→ Data provided:
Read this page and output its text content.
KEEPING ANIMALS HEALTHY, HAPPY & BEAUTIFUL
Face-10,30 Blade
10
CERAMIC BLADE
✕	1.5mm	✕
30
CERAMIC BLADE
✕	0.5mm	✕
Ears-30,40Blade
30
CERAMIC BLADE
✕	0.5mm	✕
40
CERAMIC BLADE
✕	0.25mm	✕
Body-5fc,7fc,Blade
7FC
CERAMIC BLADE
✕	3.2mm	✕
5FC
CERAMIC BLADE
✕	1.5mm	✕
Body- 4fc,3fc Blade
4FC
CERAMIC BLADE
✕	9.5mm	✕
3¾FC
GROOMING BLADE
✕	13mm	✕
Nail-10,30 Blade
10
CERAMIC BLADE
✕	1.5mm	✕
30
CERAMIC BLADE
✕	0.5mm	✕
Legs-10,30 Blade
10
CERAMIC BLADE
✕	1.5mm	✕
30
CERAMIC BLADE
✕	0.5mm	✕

→ Problem:
Identify all lines in the records above with the word "Body".

→ The result:
Body-5fc,7fc,Blade
Body- 4fc,3fc Blade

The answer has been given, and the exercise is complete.